### Written instruction:
Please write out each of these items again with every "location" replaced by "position", changing nothing else and leaving out the pictures.

▶

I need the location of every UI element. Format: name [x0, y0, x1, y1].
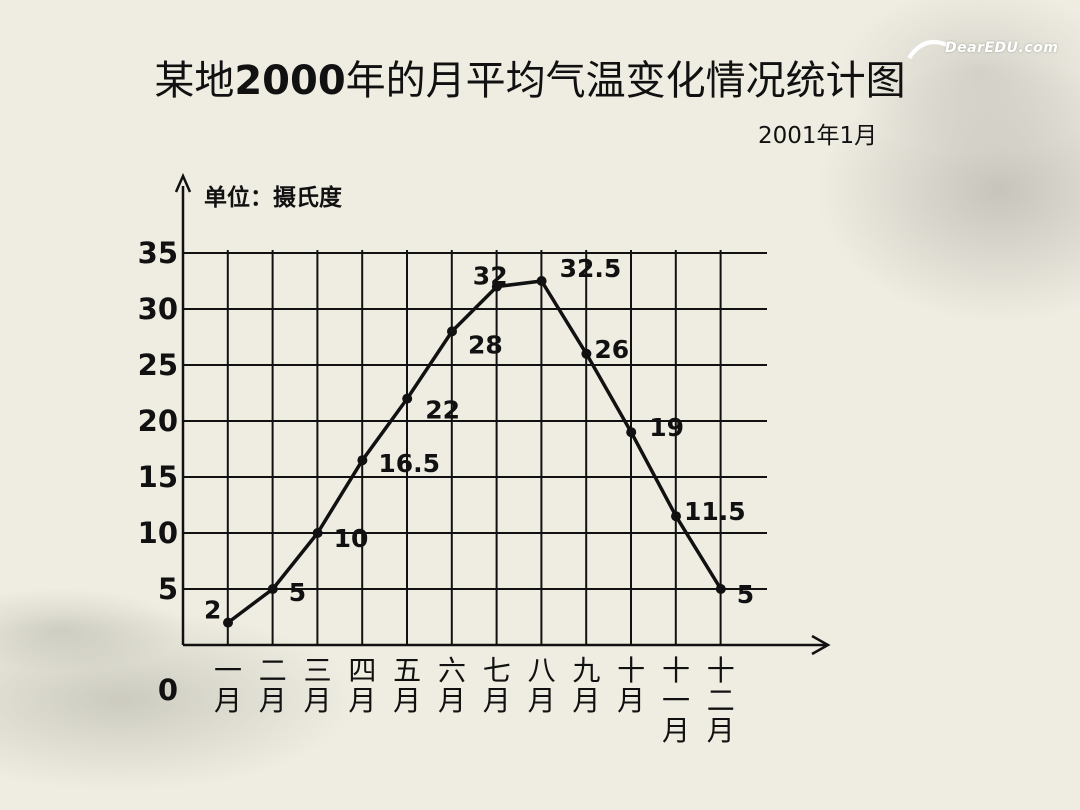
data-point: [581, 348, 592, 359]
data-point: [447, 326, 457, 337]
y-axis-arrow-icon: [174, 172, 192, 193]
x-tick-label: 一 月: [213, 654, 242, 717]
data-label: 32: [473, 262, 508, 291]
data-label: 10: [334, 524, 369, 553]
x-tick-label: 三 月: [303, 654, 332, 717]
x-tick-label: 十 一 月: [661, 654, 690, 747]
x-tick-label: 十 月: [617, 654, 646, 717]
data-label: 16.5: [378, 449, 440, 478]
chart-title: 某地2000年的月平均气温变化情况统计图: [0, 48, 1060, 106]
y-tick-label: 20: [138, 404, 178, 438]
chart-grid: [182, 250, 767, 645]
data-point: [312, 528, 323, 538]
x-tick-label: 六 月: [437, 654, 466, 717]
data-label: 5: [289, 578, 306, 607]
x-tick-label: 四 月: [348, 654, 377, 717]
data-label: 5: [737, 580, 754, 609]
data-point: [491, 281, 502, 292]
y-tick-label: 30: [138, 292, 178, 326]
data-label: 22: [425, 396, 460, 425]
data-label: 11.5: [684, 497, 746, 526]
title-suffix: 年的月平均气温变化情况统计图: [345, 58, 906, 104]
logo-arc-icon: [907, 40, 950, 60]
data-label: 19: [649, 413, 684, 442]
x-tick-label: 二 月: [258, 654, 287, 717]
chart-date: 2001年1月: [758, 123, 878, 149]
chart-axes: [174, 172, 831, 656]
x-tick-label: 七 月: [482, 654, 511, 717]
y-tick-label: 5: [158, 572, 178, 606]
y-tick-label: 10: [138, 516, 178, 550]
temperature-series: [223, 276, 726, 628]
x-tick-label: 十 二 月: [706, 654, 735, 747]
y-tick-labels: 0 5 10 15 20 25 30 35: [138, 236, 178, 707]
data-point: [715, 584, 726, 594]
logo-text: DearEDU.com: [945, 40, 1059, 56]
y-tick-label: 0: [158, 673, 178, 707]
y-axis-unit-label: 单位：摄氏度: [204, 184, 342, 211]
data-point: [402, 393, 413, 404]
data-point: [267, 584, 278, 594]
x-tick-label: 八 月: [527, 654, 556, 717]
data-point: [357, 455, 368, 466]
data-label: 2: [204, 596, 221, 625]
x-tick-label: 五 月: [393, 654, 422, 717]
data-point: [626, 427, 637, 438]
x-tick-label: 九 月: [572, 654, 601, 717]
data-label: 28: [468, 330, 503, 359]
y-tick-label: 35: [138, 236, 178, 270]
logo: DearEDU.com: [905, 36, 1059, 76]
x-axis-arrow-icon: [811, 634, 831, 656]
data-point: [223, 617, 233, 628]
title-prefix: 某地: [154, 58, 235, 104]
series-line: [226, 279, 723, 624]
y-tick-label: 25: [138, 348, 178, 382]
data-labels: 2 5 10 16.5 22 28 32 32.5 26 19 11.5 5: [204, 254, 754, 625]
data-label: 32.5: [560, 254, 622, 283]
data-label: 26: [594, 335, 629, 364]
data-point: [536, 276, 547, 286]
y-tick-label: 15: [138, 460, 178, 494]
data-point: [671, 511, 681, 522]
title-year: 2000: [234, 58, 346, 104]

◀

### Task solution:
I need the position of every UI element. Format: name [x0, y0, x1, y1].
data-point: [581, 348, 592, 359]
data-point: [447, 326, 457, 337]
y-axis-arrow-icon: [174, 172, 192, 193]
x-tick-label: 一 月: [213, 654, 242, 717]
data-label: 32: [473, 262, 508, 291]
data-label: 10: [334, 524, 369, 553]
x-tick-label: 三 月: [303, 654, 332, 717]
x-tick-label: 十 一 月: [661, 654, 690, 747]
x-tick-label: 十 月: [617, 654, 646, 717]
data-label: 16.5: [378, 449, 440, 478]
chart-title: 某地2000年的月平均气温变化情况统计图: [0, 48, 1060, 106]
y-tick-label: 20: [138, 404, 178, 438]
chart-grid: [182, 250, 767, 645]
data-point: [312, 528, 323, 538]
x-tick-label: 六 月: [437, 654, 466, 717]
data-label: 5: [289, 578, 306, 607]
x-tick-label: 四 月: [348, 654, 377, 717]
data-label: 5: [737, 580, 754, 609]
data-point: [491, 281, 502, 292]
y-tick-label: 30: [138, 292, 178, 326]
data-label: 22: [425, 396, 460, 425]
data-label: 11.5: [684, 497, 746, 526]
title-suffix: 年的月平均气温变化情况统计图: [345, 58, 906, 104]
logo-arc-icon: [907, 40, 950, 60]
data-label: 19: [649, 413, 684, 442]
x-tick-label: 二 月: [258, 654, 287, 717]
chart-date: 2001年1月: [758, 123, 878, 149]
chart-axes: [174, 172, 831, 656]
x-tick-label: 七 月: [482, 654, 511, 717]
y-tick-label: 5: [158, 572, 178, 606]
y-tick-label: 10: [138, 516, 178, 550]
temperature-series: [223, 276, 726, 628]
x-tick-label: 十 二 月: [706, 654, 735, 747]
y-tick-labels: 0 5 10 15 20 25 30 35: [138, 236, 178, 707]
data-point: [715, 584, 726, 594]
logo-text: DearEDU.com: [945, 40, 1059, 56]
y-tick-label: 0: [158, 673, 178, 707]
y-axis-unit-label: 单位：摄氏度: [204, 184, 342, 211]
data-point: [402, 393, 413, 404]
data-point: [267, 584, 278, 594]
x-tick-label: 八 月: [527, 654, 556, 717]
data-point: [357, 455, 368, 466]
data-label: 2: [204, 596, 221, 625]
x-tick-label: 五 月: [393, 654, 422, 717]
data-point: [626, 427, 637, 438]
x-tick-label: 九 月: [572, 654, 601, 717]
data-label: 28: [468, 330, 503, 359]
y-tick-label: 35: [138, 236, 178, 270]
logo: DearEDU.com: [905, 36, 1059, 76]
x-axis-arrow-icon: [811, 634, 831, 656]
data-point: [223, 617, 233, 628]
title-prefix: 某地: [154, 58, 235, 104]
series-line: [226, 279, 723, 624]
y-tick-label: 25: [138, 348, 178, 382]
data-labels: 2 5 10 16.5 22 28 32 32.5 26 19 11.5 5: [204, 254, 754, 625]
data-label: 32.5: [560, 254, 622, 283]
data-label: 26: [594, 335, 629, 364]
data-point: [536, 276, 547, 286]
y-tick-label: 15: [138, 460, 178, 494]
data-point: [671, 511, 681, 522]
title-year: 2000: [234, 58, 346, 104]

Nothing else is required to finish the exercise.